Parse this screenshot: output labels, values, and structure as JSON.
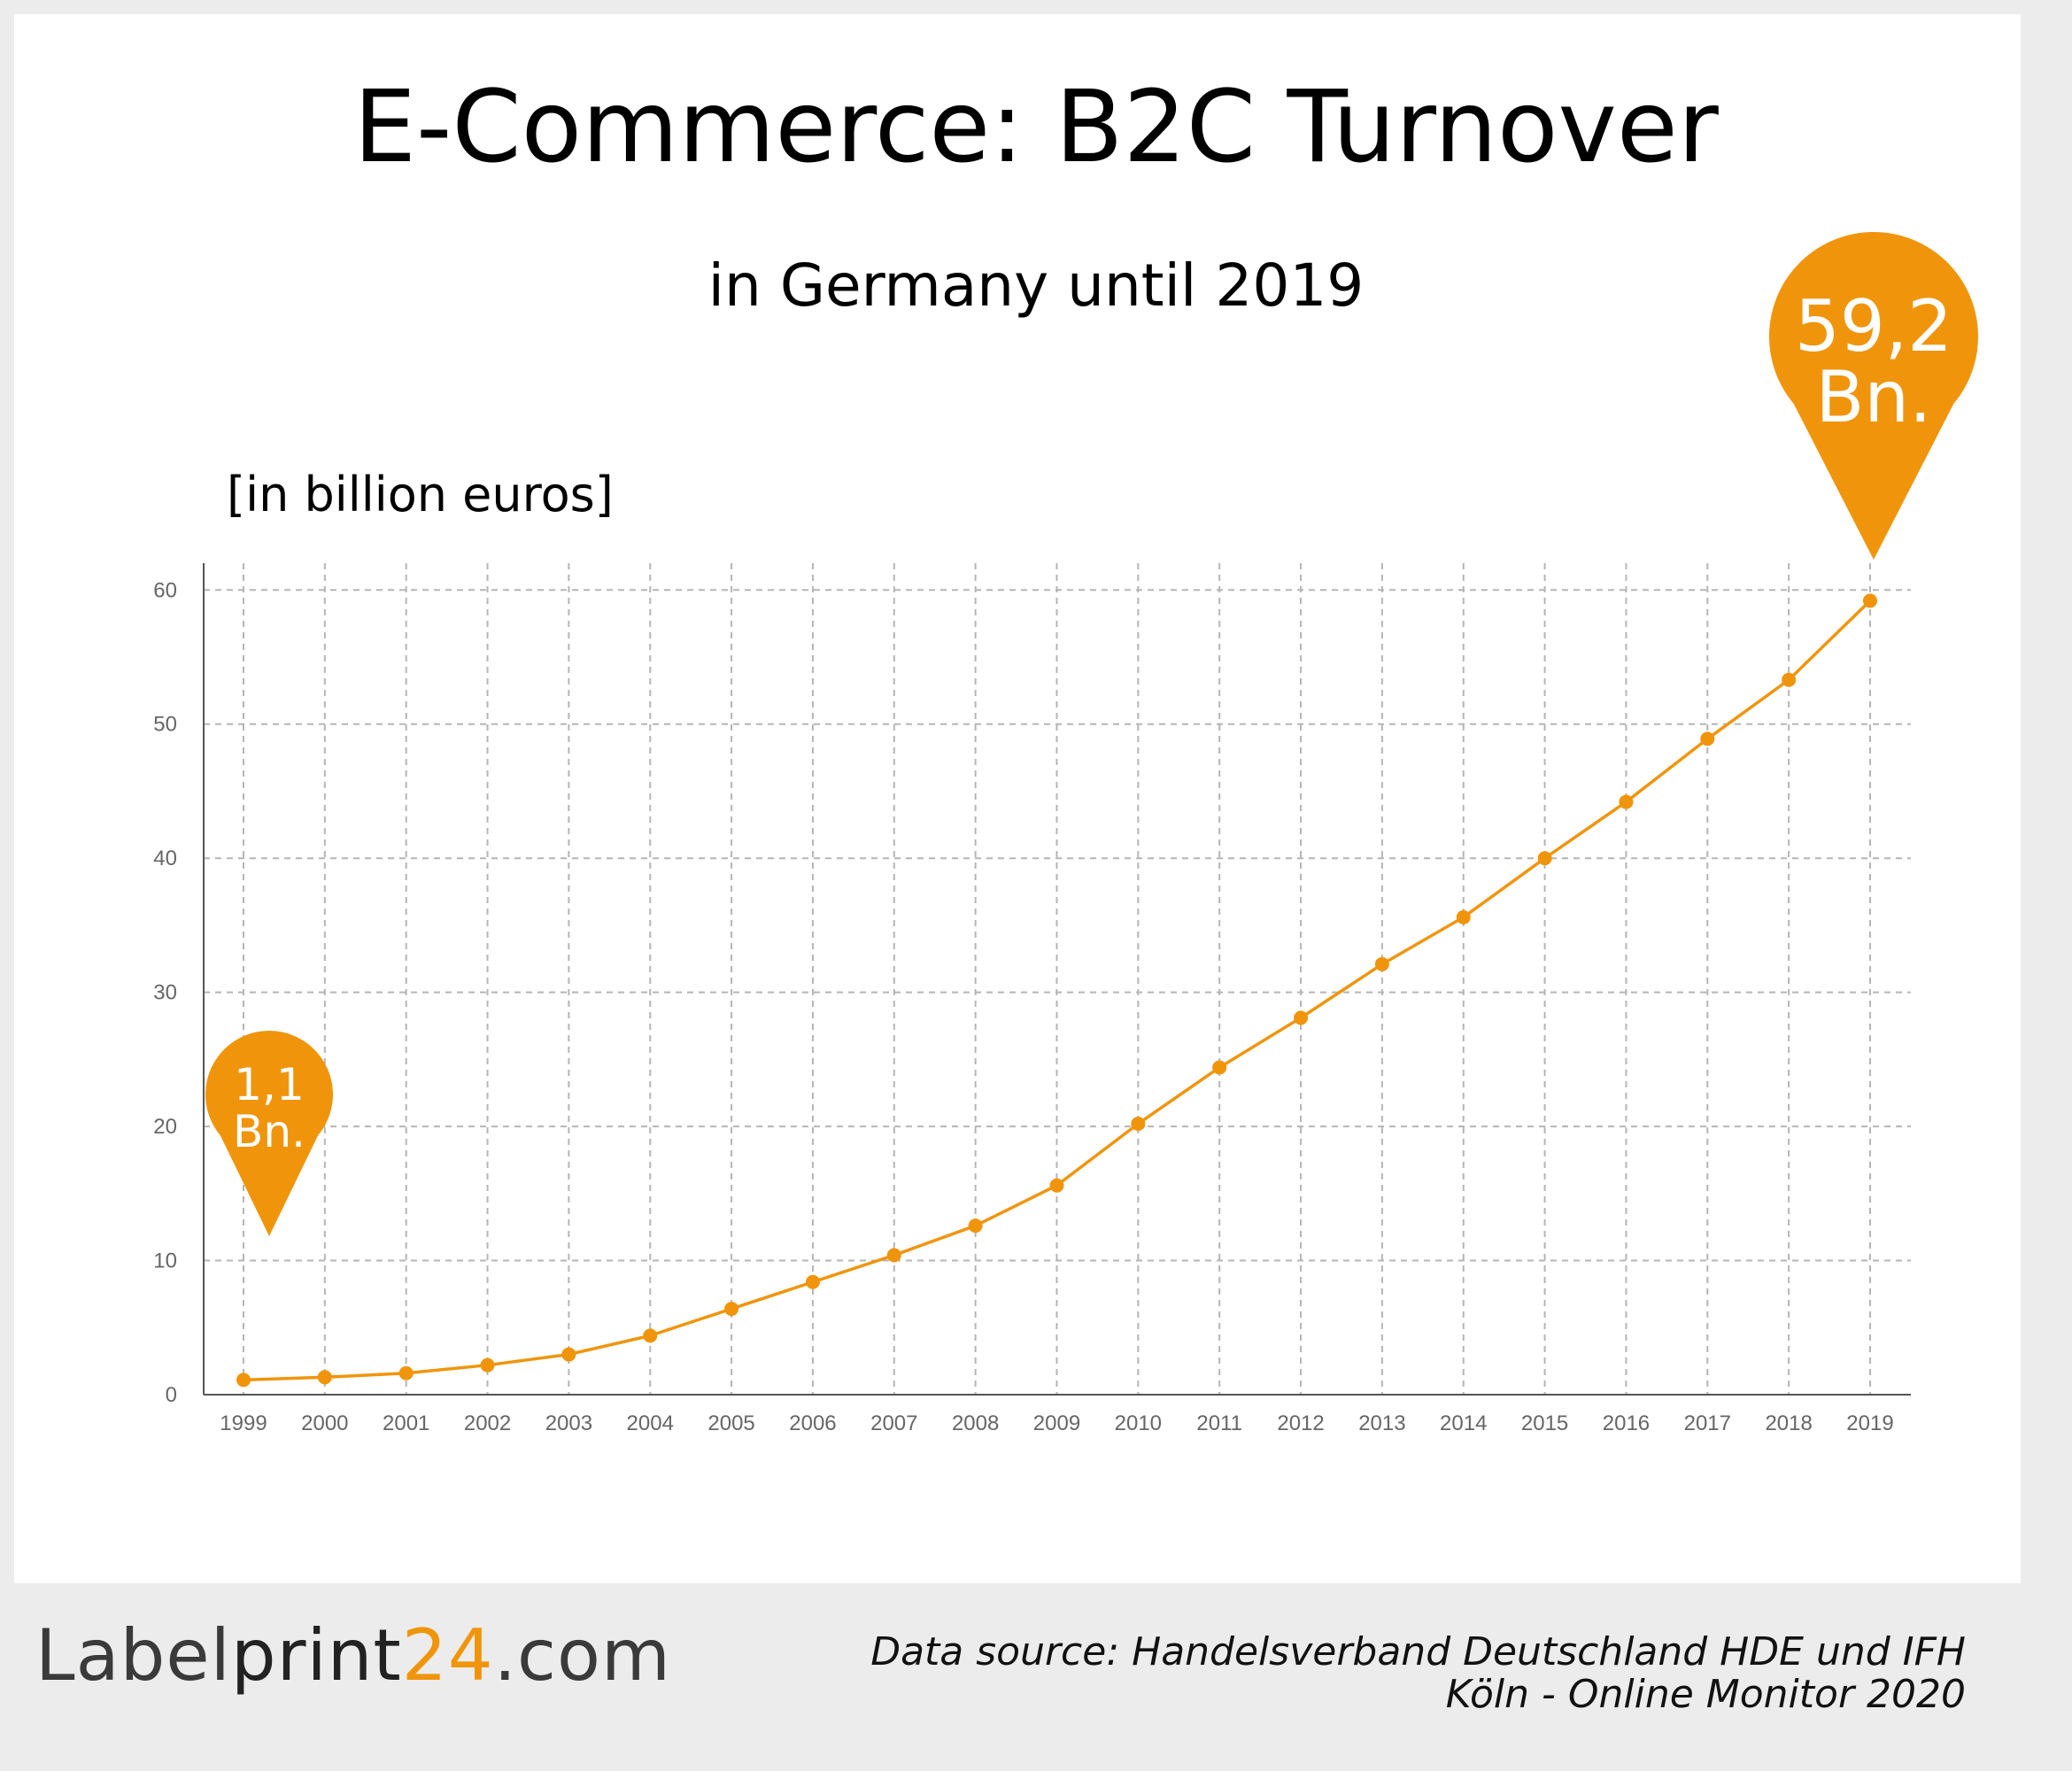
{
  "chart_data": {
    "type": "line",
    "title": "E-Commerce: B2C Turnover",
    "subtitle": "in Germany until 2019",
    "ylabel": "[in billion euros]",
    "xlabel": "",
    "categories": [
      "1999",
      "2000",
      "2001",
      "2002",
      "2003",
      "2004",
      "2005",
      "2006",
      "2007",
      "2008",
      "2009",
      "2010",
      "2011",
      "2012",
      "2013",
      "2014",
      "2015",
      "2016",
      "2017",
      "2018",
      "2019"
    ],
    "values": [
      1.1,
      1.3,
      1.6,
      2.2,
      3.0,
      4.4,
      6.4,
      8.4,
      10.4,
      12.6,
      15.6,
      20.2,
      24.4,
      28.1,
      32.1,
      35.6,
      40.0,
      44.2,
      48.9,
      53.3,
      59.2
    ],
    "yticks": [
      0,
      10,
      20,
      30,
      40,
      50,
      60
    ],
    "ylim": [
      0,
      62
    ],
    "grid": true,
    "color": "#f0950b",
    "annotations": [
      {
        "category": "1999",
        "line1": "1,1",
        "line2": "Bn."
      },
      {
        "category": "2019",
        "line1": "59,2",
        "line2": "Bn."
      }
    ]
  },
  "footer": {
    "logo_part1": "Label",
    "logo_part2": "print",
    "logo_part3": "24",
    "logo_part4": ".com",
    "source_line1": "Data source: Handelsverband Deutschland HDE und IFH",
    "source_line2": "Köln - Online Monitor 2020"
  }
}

What is asked: Set down every entry word for word, but omit the pictures.

Written reply:
Parse this screenshot: output labels, values, and structure as JSON.
{
  "chart_data": {
    "type": "line",
    "title": "E-Commerce: B2C Turnover",
    "subtitle": "in Germany until 2019",
    "ylabel": "[in billion euros]",
    "xlabel": "",
    "categories": [
      "1999",
      "2000",
      "2001",
      "2002",
      "2003",
      "2004",
      "2005",
      "2006",
      "2007",
      "2008",
      "2009",
      "2010",
      "2011",
      "2012",
      "2013",
      "2014",
      "2015",
      "2016",
      "2017",
      "2018",
      "2019"
    ],
    "values": [
      1.1,
      1.3,
      1.6,
      2.2,
      3.0,
      4.4,
      6.4,
      8.4,
      10.4,
      12.6,
      15.6,
      20.2,
      24.4,
      28.1,
      32.1,
      35.6,
      40.0,
      44.2,
      48.9,
      53.3,
      59.2
    ],
    "yticks": [
      0,
      10,
      20,
      30,
      40,
      50,
      60
    ],
    "ylim": [
      0,
      62
    ],
    "grid": true,
    "color": "#f0950b",
    "annotations": [
      {
        "category": "1999",
        "line1": "1,1",
        "line2": "Bn."
      },
      {
        "category": "2019",
        "line1": "59,2",
        "line2": "Bn."
      }
    ]
  },
  "footer": {
    "logo_part1": "Label",
    "logo_part2": "print",
    "logo_part3": "24",
    "logo_part4": ".com",
    "source_line1": "Data source: Handelsverband Deutschland HDE und IFH",
    "source_line2": "Köln - Online Monitor 2020"
  }
}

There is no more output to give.